[Stored records]
____________

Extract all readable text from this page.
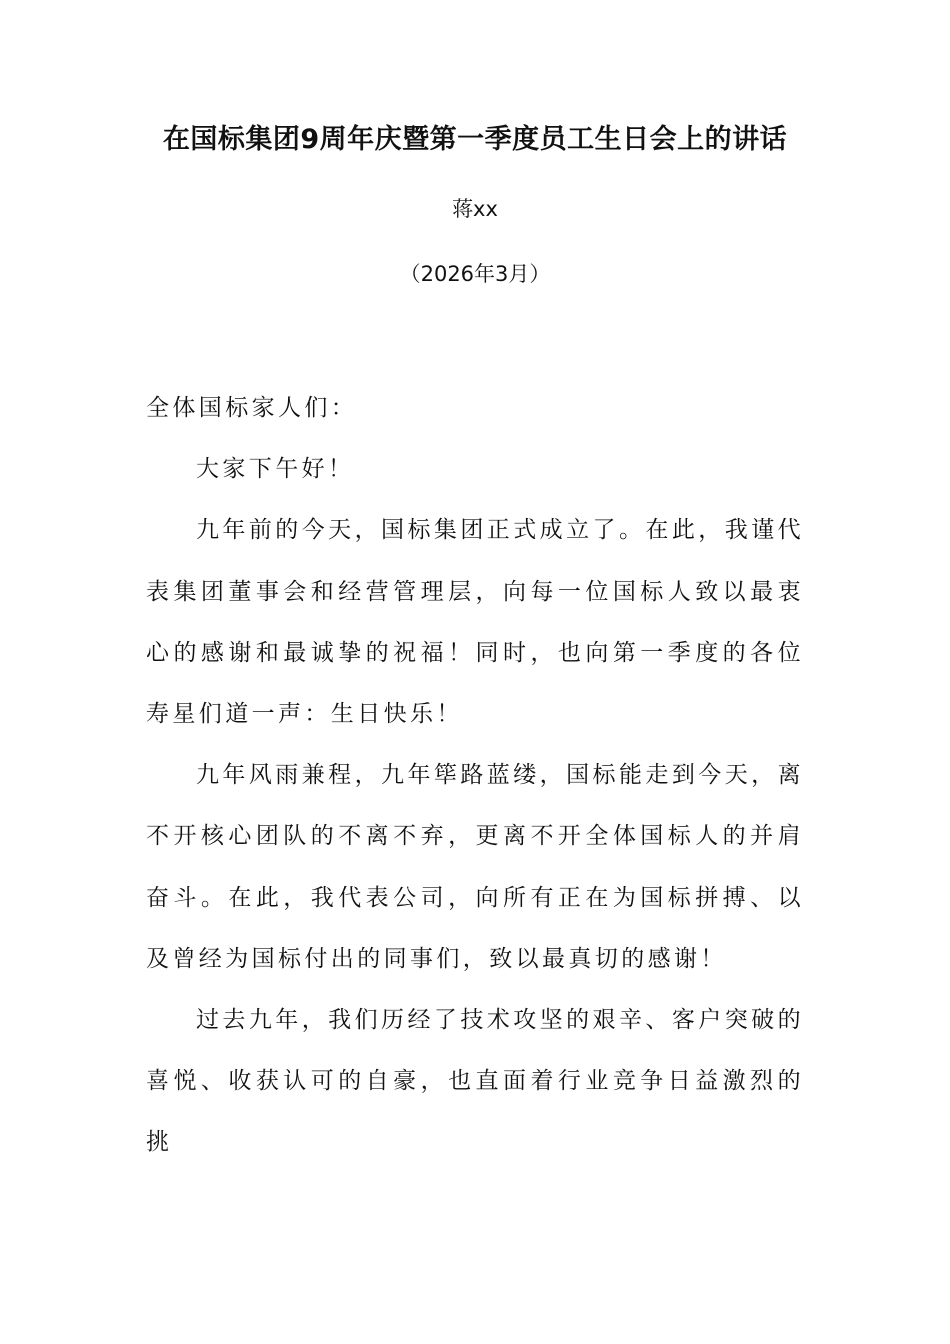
在国标集团9周年庆暨第一季度员工生日会上的讲话
蒋xx
（2026年3月）

全体国标家人们：

大家下午好！

九年前的今天，国标集团正式成立了。在此，我谨代表集团董事会和经营管理层，向每一位国标人致以最衷心的感谢和最诚挚的祝福！同时，也向第一季度的各位寿星们道一声：生日快乐！

九年风雨兼程，九年筚路蓝缕，国标能走到今天，离不开核心团队的不离不弃，更离不开全体国标人的并肩奋斗。在此，我代表公司，向所有正在为国标拼搏、以及曾经为国标付出的同事们，致以最真切的感谢！

过去九年，我们历经了技术攻坚的艰辛、客户突破的喜悦、收获认可的自豪，也直面着行业竞争日益激烈的挑
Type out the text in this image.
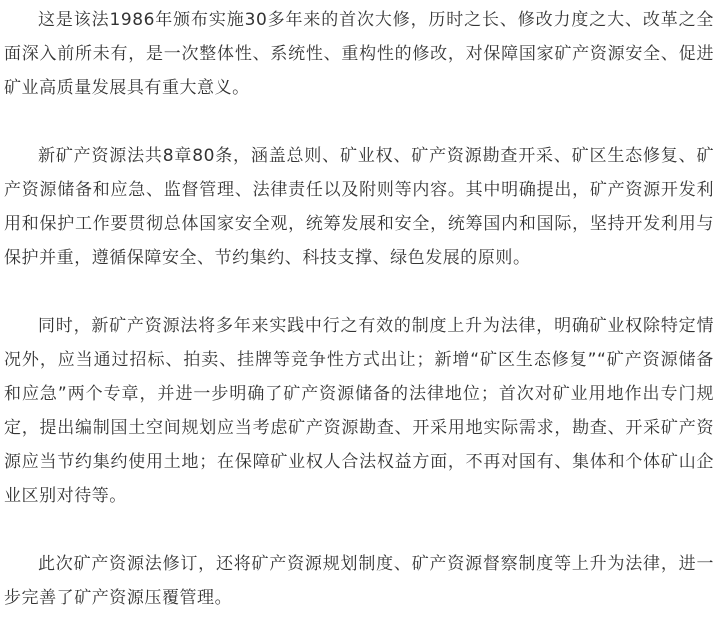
这是该法1986年颁布实施30多年来的首次大修，历时之长、修改力度之大、改革之全面深入前所未有，是一次整体性、系统性、重构性的修改，对保障国家矿产资源安全、促进矿业高质量发展具有重大意义。

新矿产资源法共8章80条，涵盖总则、矿业权、矿产资源勘查开采、矿区生态修复、矿产资源储备和应急、监督管理、法律责任以及附则等内容。其中明确提出，矿产资源开发利用和保护工作要贯彻总体国家安全观，统筹发展和安全，统筹国内和国际，坚持开发利用与保护并重，遵循保障安全、节约集约、科技支撑、绿色发展的原则。

同时，新矿产资源法将多年来实践中行之有效的制度上升为法律，明确矿业权除特定情况外，应当通过招标、拍卖、挂牌等竞争性方式出让；新增“矿区生态修复”“矿产资源储备和应急”两个专章，并进一步明确了矿产资源储备的法律地位；首次对矿业用地作出专门规定，提出编制国土空间规划应当考虑矿产资源勘查、开采用地实际需求，勘查、开采矿产资源应当节约集约使用土地；在保障矿业权人合法权益方面，不再对国有、集体和个体矿山企业区别对待等。

此次矿产资源法修订，还将矿产资源规划制度、矿产资源督察制度等上升为法律，进一步完善了矿产资源压覆管理。
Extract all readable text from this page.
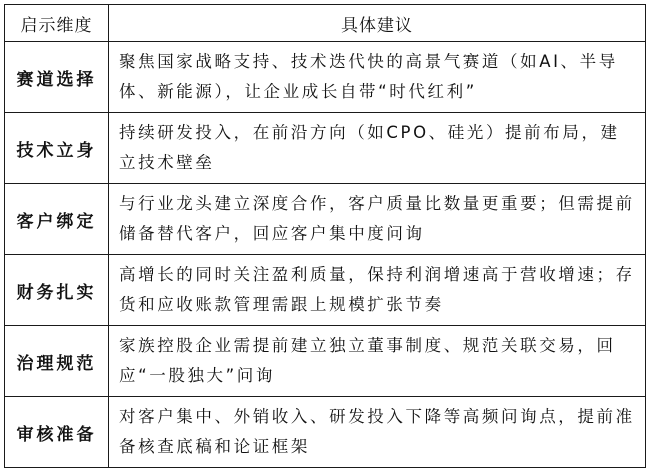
启示维度	具体建议
赛道选择	聚焦国家战略支持、技术迭代快的高景气赛道（如AI、半导体、新能源），让企业成长自带“时代红利”
技术立身	持续研发投入，在前沿方向（如CPO、硅光）提前布局，建立技术壁垒
客户绑定	与行业龙头建立深度合作，客户质量比数量更重要；但需提前储备替代客户，回应客户集中度问询
财务扎实	高增长的同时关注盈利质量，保持利润增速高于营收增速；存货和应收账款管理需跟上规模扩张节奏
治理规范	家族控股企业需提前建立独立董事制度、规范关联交易，回应“一股独大”问询
审核准备	对客户集中、外销收入、研发投入下降等高频问询点，提前准备核查底稿和论证框架
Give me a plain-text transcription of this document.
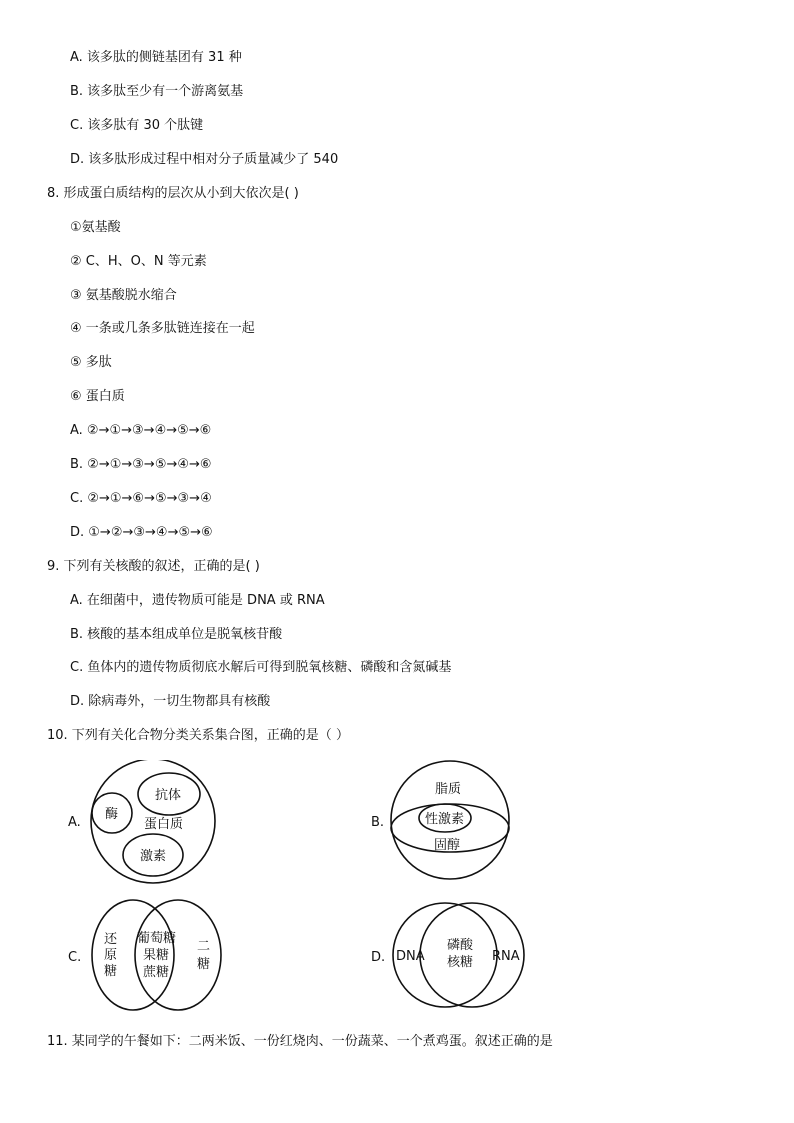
A. 该多肽的侧链基团有 31 种
B. 该多肽至少有一个游离氨基
C. 该多肽有 30 个肽键
D. 该多肽形成过程中相对分子质量减少了 540
8. 形成蛋白质结构的层次从小到大依次是( )
①氨基酸
② C、H、O、N 等元素
③ 氨基酸脱水缩合
④ 一条或几条多肽链连接在一起
⑤ 多肽
⑥ 蛋白质
A. ②→①→③→④→⑤→⑥
B. ②→①→③→⑤→④→⑥
C. ②→①→⑥→⑤→③→④
D. ①→②→③→④→⑤→⑥
9. 下列有关核酸的叙述，正确的是( )
A. 在细菌中，遗传物质可能是 DNA 或 RNA
B. 核酸的基本组成单位是脱氧核苷酸
C. 鱼体内的遗传物质彻底水解后可得到脱氧核糖、磷酸和含氮碱基
D. 除病毒外，一切生物都具有核酸
10. 下列有关化合物分类关系集合图，正确的是（ ）
A.
酶
抗体
蛋白质
激素
B.
脂质
性激素
固醇
C.
还
原
糖
葡萄糖
果糖
蔗糖
二
糖	D. DNA
磷酸
核糖 RNA
11. 某同学的午餐如下：二两米饭、一份红烧肉、一份蔬菜、一个煮鸡蛋。叙述正确的是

____________

■ Objective
Every line holding "this" should be copied out.

■ Result
Extract all readable text from this page.
Type out the text in this image.
Extract all readable text from this page.
Give me a plain-text transcription of this document.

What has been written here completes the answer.